Goal.
List all lines in the material below that contain "GISS".

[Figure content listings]
★ ★ ★ ★ ★ ★ ★

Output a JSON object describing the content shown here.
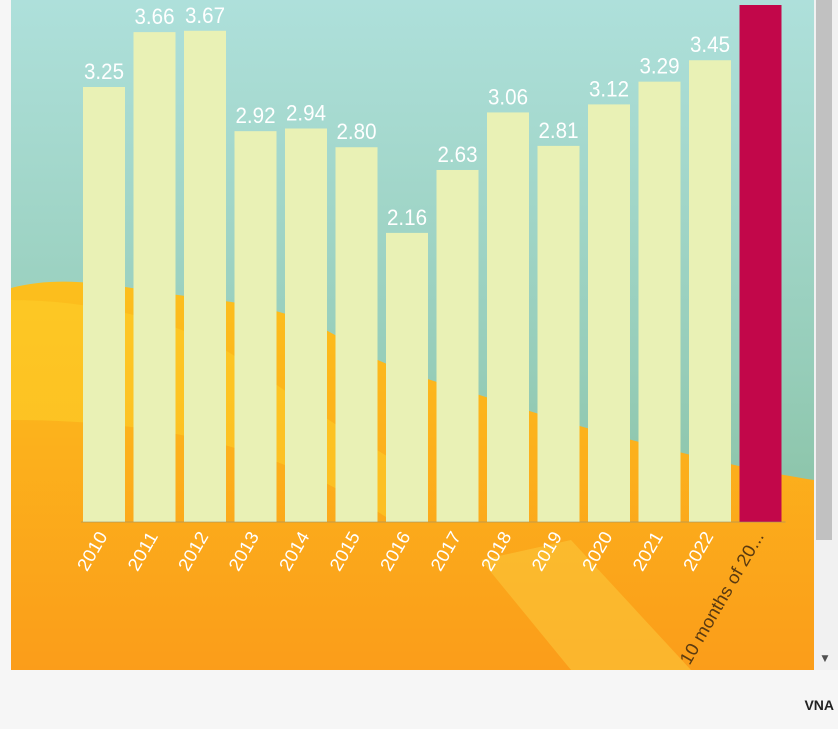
{
  "chart_data": {
    "type": "bar",
    "categories": [
      "2010",
      "2011",
      "2012",
      "2013",
      "2014",
      "2015",
      "2016",
      "2017",
      "2018",
      "2019",
      "2020",
      "2021",
      "2022",
      "10 months of 20..."
    ],
    "values": [
      3.25,
      3.66,
      3.67,
      2.92,
      2.94,
      2.8,
      2.16,
      2.63,
      3.06,
      2.81,
      3.12,
      3.29,
      3.45,
      null
    ],
    "data_labels": [
      "3.25",
      "3.66",
      "3.67",
      "2.92",
      "2.94",
      "2.80",
      "2.16",
      "2.63",
      "3.06",
      "2.81",
      "3.12",
      "3.29",
      "3.45",
      ""
    ],
    "ylim": [
      0,
      3.9
    ],
    "grid": false,
    "colors": {
      "bar": "#e9f1b5",
      "highlight_bar": "#c2074a",
      "sky_top": "#aadfd9",
      "sky_bottom": "#85bfa0",
      "ground": "#fba91a"
    },
    "highlight_note": "last bar exceeds the visible area and shows no data label"
  },
  "source": "VNA",
  "ui": {
    "scroll_down_icon": "triangle-down"
  }
}
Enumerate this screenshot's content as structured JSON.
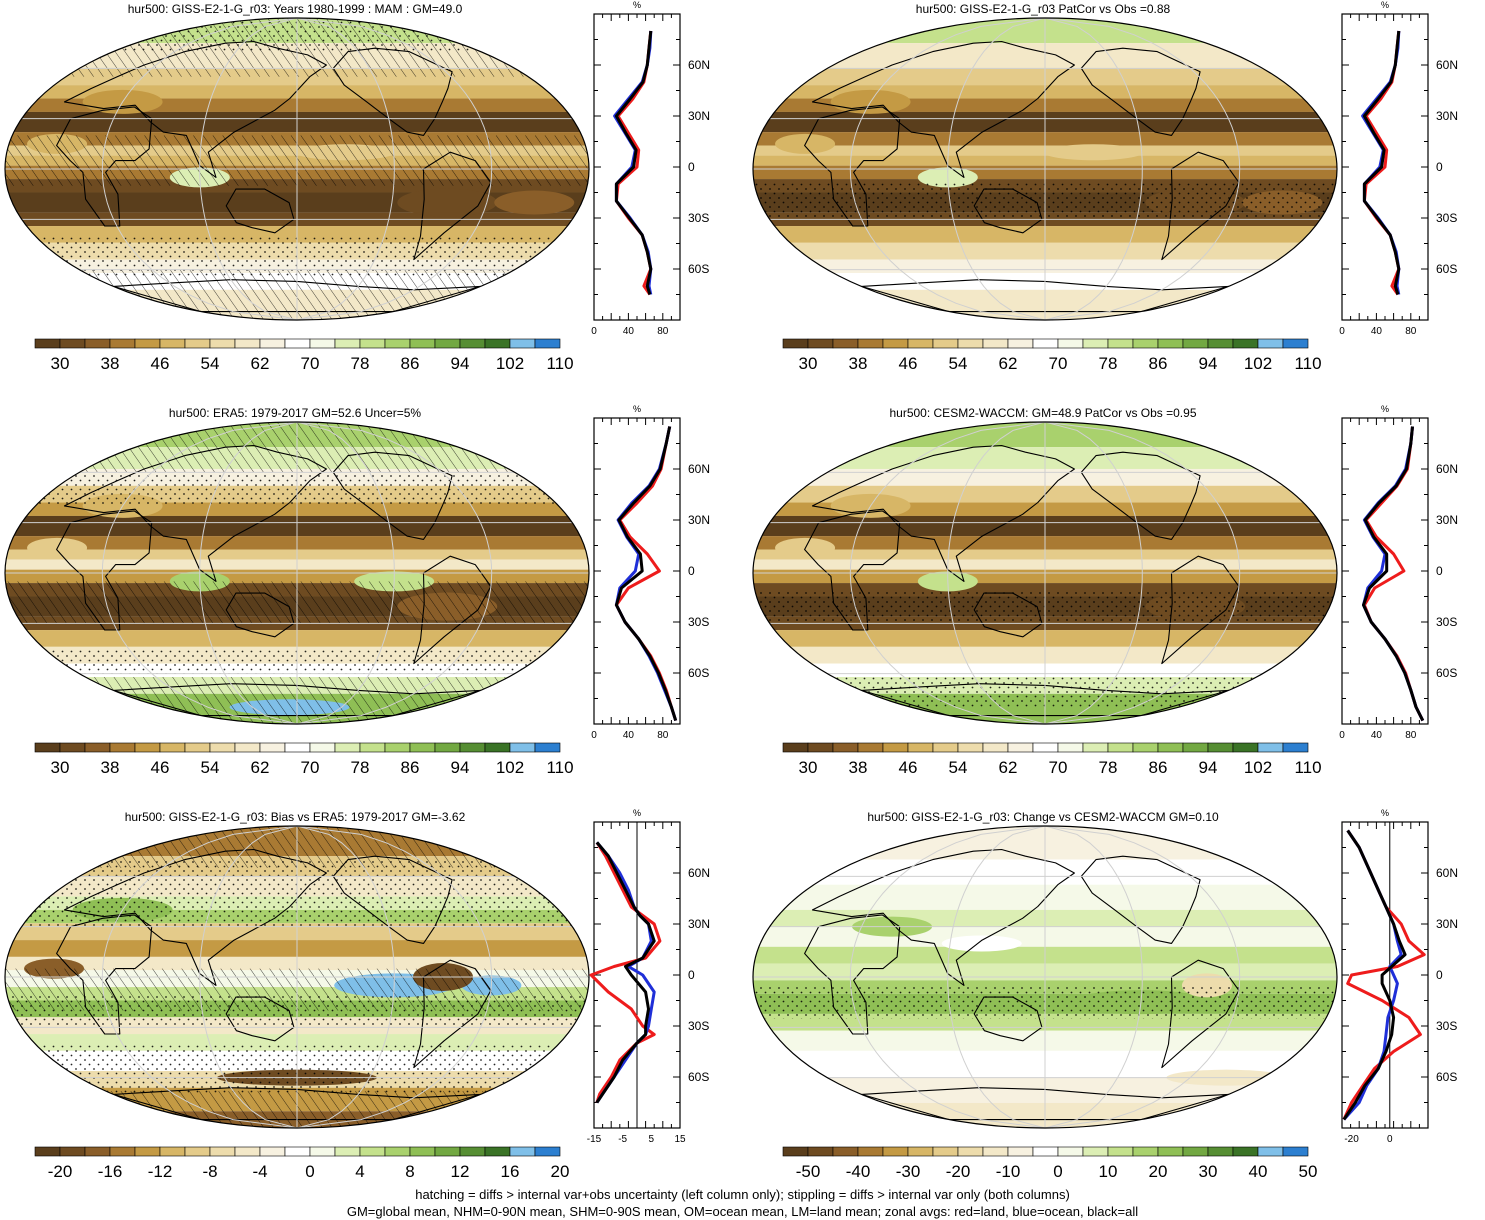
{
  "footer": {
    "line1": "hatching = diffs > internal var+obs uncertainty (left column only); stippling = diffs > internal var only (both columns)",
    "line2": "GM=global mean, NHM=0-90N mean, SHM=0-90S mean, OM=ocean mean, LM=land mean; zonal avgs: red=land, blue=ocean, black=all"
  },
  "colors": {
    "land": "#ee1c1c",
    "ocean": "#1f2fd8",
    "all": "#000000",
    "grid": "#cccccc",
    "abs_scale": [
      "#5a3e1c",
      "#6e4b21",
      "#8a5e29",
      "#a97a33",
      "#c49a44",
      "#d7b666",
      "#e4cb8a",
      "#eddcac",
      "#f3e8c8",
      "#f7f1e0",
      "#ffffff",
      "#f5f9e8",
      "#dceeb4",
      "#c4e18c",
      "#a9d16d",
      "#8fbf55",
      "#72a842",
      "#568e33",
      "#3a7326",
      "#7fbfe8",
      "#2c7fd0"
    ],
    "diff_scale": [
      "#5a3e1c",
      "#6e4b21",
      "#8a5e29",
      "#a97a33",
      "#c49a44",
      "#d7b666",
      "#e4cb8a",
      "#eddcac",
      "#f3e8c8",
      "#f7f1e0",
      "#ffffff",
      "#f5f9e8",
      "#dceeb4",
      "#c4e18c",
      "#a9d16d",
      "#8fbf55",
      "#72a842",
      "#568e33",
      "#3a7326",
      "#7fbfe8",
      "#2c7fd0"
    ]
  },
  "panels": [
    {
      "id": "p1",
      "title": "hur500: GISS-E2-1-G_r03: Years 1980-1999 : MAM : GM=49.0",
      "kind": "abs",
      "colorbar_labels": [
        "30",
        "38",
        "46",
        "54",
        "62",
        "70",
        "78",
        "86",
        "94",
        "102",
        "110"
      ],
      "chart_data": {
        "type": "line",
        "title": "",
        "xlabel": "%",
        "xticks": [
          "0",
          "40",
          "80"
        ],
        "xlim": [
          0,
          100
        ],
        "yticks": [
          "60N",
          "30N",
          "0",
          "30S",
          "60S"
        ],
        "ylim": [
          -90,
          90
        ],
        "zero_line": false,
        "series": [
          {
            "name": "land",
            "lat": [
              80,
              70,
              60,
              50,
              40,
              30,
              20,
              10,
              0,
              -10,
              -20,
              -30,
              -40,
              -50,
              -60,
              -70,
              -75
            ],
            "values": [
              66,
              64,
              62,
              58,
              45,
              28,
              40,
              52,
              50,
              28,
              26,
              40,
              56,
              62,
              66,
              58,
              65
            ]
          },
          {
            "name": "ocean",
            "lat": [
              80,
              70,
              60,
              50,
              40,
              30,
              20,
              10,
              0,
              -10,
              -20,
              -30,
              -40,
              -50,
              -60,
              -70,
              -75
            ],
            "values": [
              66,
              65,
              62,
              56,
              40,
              24,
              36,
              48,
              44,
              26,
              26,
              42,
              56,
              63,
              66,
              64,
              66
            ]
          },
          {
            "name": "all",
            "lat": [
              80,
              70,
              60,
              50,
              40,
              30,
              20,
              10,
              0,
              -10,
              -20,
              -30,
              -40,
              -50,
              -60,
              -70,
              -75
            ],
            "values": [
              66,
              64,
              62,
              57,
              42,
              26,
              37,
              49,
              46,
              26,
              26,
              41,
              56,
              62,
              66,
              62,
              65
            ]
          }
        ]
      }
    },
    {
      "id": "p2",
      "title": "hur500: GISS-E2-1-G_r03 PatCor vs Obs =0.88",
      "kind": "abs",
      "colorbar_labels": [
        "30",
        "38",
        "46",
        "54",
        "62",
        "70",
        "78",
        "86",
        "94",
        "102",
        "110"
      ],
      "chart_data": {
        "type": "line",
        "title": "",
        "xlabel": "%",
        "xticks": [
          "0",
          "40",
          "80"
        ],
        "xlim": [
          0,
          100
        ],
        "yticks": [
          "60N",
          "30N",
          "0",
          "30S",
          "60S"
        ],
        "ylim": [
          -90,
          90
        ],
        "zero_line": false,
        "series": [
          {
            "name": "land",
            "lat": [
              80,
              70,
              60,
              50,
              40,
              30,
              20,
              10,
              0,
              -10,
              -20,
              -30,
              -40,
              -50,
              -60,
              -70,
              -75
            ],
            "values": [
              66,
              64,
              62,
              58,
              45,
              28,
              40,
              52,
              50,
              28,
              26,
              40,
              56,
              62,
              66,
              58,
              65
            ]
          },
          {
            "name": "ocean",
            "lat": [
              80,
              70,
              60,
              50,
              40,
              30,
              20,
              10,
              0,
              -10,
              -20,
              -30,
              -40,
              -50,
              -60,
              -70,
              -75
            ],
            "values": [
              66,
              65,
              62,
              56,
              40,
              24,
              36,
              48,
              44,
              26,
              26,
              42,
              56,
              63,
              66,
              64,
              66
            ]
          },
          {
            "name": "all",
            "lat": [
              80,
              70,
              60,
              50,
              40,
              30,
              20,
              10,
              0,
              -10,
              -20,
              -30,
              -40,
              -50,
              -60,
              -70,
              -75
            ],
            "values": [
              66,
              64,
              62,
              57,
              42,
              26,
              37,
              49,
              46,
              26,
              26,
              41,
              56,
              62,
              66,
              62,
              65
            ]
          }
        ]
      }
    },
    {
      "id": "p3",
      "title": "hur500: ERA5: 1979-2017 GM=52.6 Uncer=5%",
      "kind": "abs",
      "colorbar_labels": [
        "30",
        "38",
        "46",
        "54",
        "62",
        "70",
        "78",
        "86",
        "94",
        "102",
        "110"
      ],
      "chart_data": {
        "type": "line",
        "title": "",
        "xlabel": "%",
        "xticks": [
          "0",
          "40",
          "80"
        ],
        "xlim": [
          0,
          100
        ],
        "yticks": [
          "60N",
          "30N",
          "0",
          "30S",
          "60S"
        ],
        "ylim": [
          -90,
          90
        ],
        "zero_line": false,
        "series": [
          {
            "name": "land",
            "lat": [
              85,
              75,
              60,
              50,
              40,
              30,
              20,
              10,
              0,
              -10,
              -20,
              -30,
              -40,
              -50,
              -60,
              -70,
              -80,
              -88
            ],
            "values": [
              88,
              84,
              78,
              68,
              50,
              30,
              42,
              62,
              76,
              40,
              26,
              36,
              52,
              66,
              76,
              84,
              90,
              95
            ]
          },
          {
            "name": "ocean",
            "lat": [
              85,
              75,
              60,
              50,
              40,
              30,
              20,
              10,
              0,
              -10,
              -20,
              -30,
              -40,
              -50,
              -60,
              -70,
              -80,
              -88
            ],
            "values": [
              88,
              84,
              76,
              64,
              44,
              28,
              38,
              52,
              48,
              30,
              26,
              36,
              52,
              64,
              74,
              82,
              90,
              95
            ]
          },
          {
            "name": "all",
            "lat": [
              85,
              75,
              60,
              50,
              40,
              30,
              20,
              10,
              0,
              -10,
              -20,
              -30,
              -40,
              -50,
              -60,
              -70,
              -80,
              -88
            ],
            "values": [
              88,
              84,
              77,
              65,
              46,
              29,
              39,
              54,
              56,
              32,
              26,
              36,
              52,
              65,
              75,
              83,
              90,
              95
            ]
          }
        ]
      }
    },
    {
      "id": "p4",
      "title": "hur500: CESM2-WACCM: GM=48.9 PatCor vs Obs =0.95",
      "kind": "abs",
      "colorbar_labels": [
        "30",
        "38",
        "46",
        "54",
        "62",
        "70",
        "78",
        "86",
        "94",
        "102",
        "110"
      ],
      "chart_data": {
        "type": "line",
        "title": "",
        "xlabel": "%",
        "xticks": [
          "0",
          "40",
          "80"
        ],
        "xlim": [
          0,
          100
        ],
        "yticks": [
          "60N",
          "30N",
          "0",
          "30S",
          "60S"
        ],
        "ylim": [
          -90,
          90
        ],
        "zero_line": false,
        "series": [
          {
            "name": "land",
            "lat": [
              85,
              75,
              60,
              50,
              40,
              30,
              20,
              10,
              0,
              -10,
              -20,
              -30,
              -40,
              -50,
              -60,
              -70,
              -80,
              -88
            ],
            "values": [
              82,
              80,
              76,
              64,
              46,
              28,
              40,
              60,
              72,
              38,
              26,
              34,
              50,
              64,
              74,
              80,
              86,
              94
            ]
          },
          {
            "name": "ocean",
            "lat": [
              85,
              75,
              60,
              50,
              40,
              30,
              20,
              10,
              0,
              -10,
              -20,
              -30,
              -40,
              -50,
              -60,
              -70,
              -80,
              -88
            ],
            "values": [
              82,
              80,
              74,
              62,
              42,
              26,
              36,
              50,
              46,
              30,
              25,
              34,
              50,
              63,
              73,
              80,
              86,
              94
            ]
          },
          {
            "name": "all",
            "lat": [
              85,
              75,
              60,
              50,
              40,
              30,
              20,
              10,
              0,
              -10,
              -20,
              -30,
              -40,
              -50,
              -60,
              -70,
              -80,
              -88
            ],
            "values": [
              82,
              80,
              75,
              63,
              43,
              27,
              37,
              52,
              52,
              32,
              25,
              34,
              50,
              63,
              73,
              80,
              86,
              94
            ]
          }
        ]
      }
    },
    {
      "id": "p5",
      "title": "hur500: GISS-E2-1-G_r03: Bias vs ERA5: 1979-2017 GM=-3.62",
      "kind": "diff",
      "colorbar_labels": [
        "-20",
        "-16",
        "-12",
        "-8",
        "-4",
        "0",
        "4",
        "8",
        "12",
        "16",
        "20"
      ],
      "chart_data": {
        "type": "line",
        "title": "",
        "xlabel": "%",
        "xticks": [
          "-15",
          "-5",
          "5",
          "15"
        ],
        "xlim": [
          -15,
          15
        ],
        "yticks": [
          "60N",
          "30N",
          "0",
          "30S",
          "60S"
        ],
        "ylim": [
          -90,
          90
        ],
        "zero_line": true,
        "series": [
          {
            "name": "land",
            "lat": [
              78,
              70,
              60,
              50,
              40,
              35,
              30,
              20,
              10,
              5,
              0,
              -10,
              -20,
              -30,
              -35,
              -40,
              -50,
              -60,
              -70,
              -75
            ],
            "values": [
              -14,
              -11,
              -8,
              -5,
              -2,
              2,
              6,
              8,
              3,
              -8,
              -16,
              -10,
              -2,
              2,
              6,
              0,
              -6,
              -9,
              -13,
              -14
            ]
          },
          {
            "name": "ocean",
            "lat": [
              78,
              70,
              60,
              50,
              40,
              35,
              30,
              20,
              10,
              5,
              0,
              -10,
              -20,
              -30,
              -35,
              -40,
              -50,
              -60,
              -70,
              -75
            ],
            "values": [
              -14,
              -10,
              -6,
              -3,
              -1,
              1,
              4,
              5,
              2,
              -3,
              2,
              6,
              5,
              4,
              3,
              0,
              -4,
              -8,
              -12,
              -14
            ]
          },
          {
            "name": "all",
            "lat": [
              78,
              70,
              60,
              50,
              40,
              35,
              30,
              20,
              10,
              5,
              0,
              -10,
              -20,
              -30,
              -35,
              -40,
              -50,
              -60,
              -70,
              -75
            ],
            "values": [
              -14,
              -10,
              -7,
              -4,
              -1,
              1,
              4,
              6,
              2,
              -4,
              -2,
              3,
              4,
              3,
              3,
              0,
              -5,
              -8,
              -12,
              -14
            ]
          }
        ]
      }
    },
    {
      "id": "p6",
      "title": "hur500: GISS-E2-1-G_r03: Change vs CESM2-WACCM GM=0.10",
      "kind": "diff",
      "colorbar_labels": [
        "-50",
        "-40",
        "-30",
        "-20",
        "-10",
        "0",
        "10",
        "20",
        "30",
        "40",
        "50"
      ],
      "chart_data": {
        "type": "line",
        "title": "",
        "xlabel": "%",
        "xticks": [
          "-20",
          "0"
        ],
        "xlim": [
          -25,
          20
        ],
        "yticks": [
          "60N",
          "30N",
          "0",
          "30S",
          "60S"
        ],
        "ylim": [
          -90,
          90
        ],
        "zero_line": true,
        "series": [
          {
            "name": "land",
            "lat": [
              85,
              75,
              60,
              50,
              40,
              30,
              20,
              12,
              5,
              0,
              -5,
              -15,
              -25,
              -35,
              -45,
              -55,
              -65,
              -75,
              -85
            ],
            "values": [
              -22,
              -16,
              -10,
              -6,
              -2,
              6,
              10,
              18,
              4,
              -20,
              -22,
              -4,
              10,
              16,
              2,
              -8,
              -14,
              -20,
              -24
            ]
          },
          {
            "name": "ocean",
            "lat": [
              85,
              75,
              60,
              50,
              40,
              30,
              20,
              12,
              5,
              0,
              -5,
              -15,
              -25,
              -35,
              -45,
              -55,
              -65,
              -75,
              -85
            ],
            "values": [
              -22,
              -16,
              -10,
              -6,
              -2,
              2,
              4,
              6,
              0,
              2,
              4,
              2,
              -1,
              -2,
              -3,
              -6,
              -12,
              -16,
              -24
            ]
          },
          {
            "name": "all",
            "lat": [
              85,
              75,
              60,
              50,
              40,
              30,
              20,
              12,
              5,
              0,
              -5,
              -15,
              -25,
              -35,
              -45,
              -55,
              -65,
              -75,
              -85
            ],
            "values": [
              -22,
              -16,
              -10,
              -6,
              -2,
              2,
              5,
              8,
              1,
              -4,
              -4,
              0,
              2,
              1,
              -2,
              -6,
              -13,
              -18,
              -24
            ]
          }
        ]
      }
    }
  ]
}
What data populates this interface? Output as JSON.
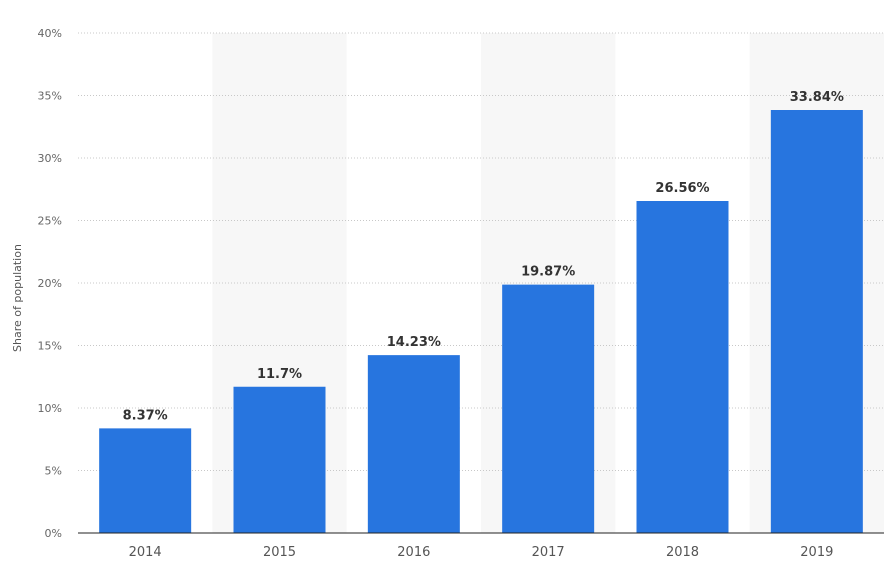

★ ★ ★ ★ ★ ★ ★

Exercise answer.
      "title": "hur500: GISS-E2-1-G_r03: Years 1980-1999 : MAM : GM=49.0",
      "title": "hur500: GISS-E2-1-G_r03 PatCor vs Obs =0.88",
      "title": "hur500: GISS-E2-1-G_r03: Bias vs ERA5: 1979-2017 GM=-3.62",
      "title": "hur500: GISS-E2-1-G_r03: Change vs CESM2-WACCM GM=0.10",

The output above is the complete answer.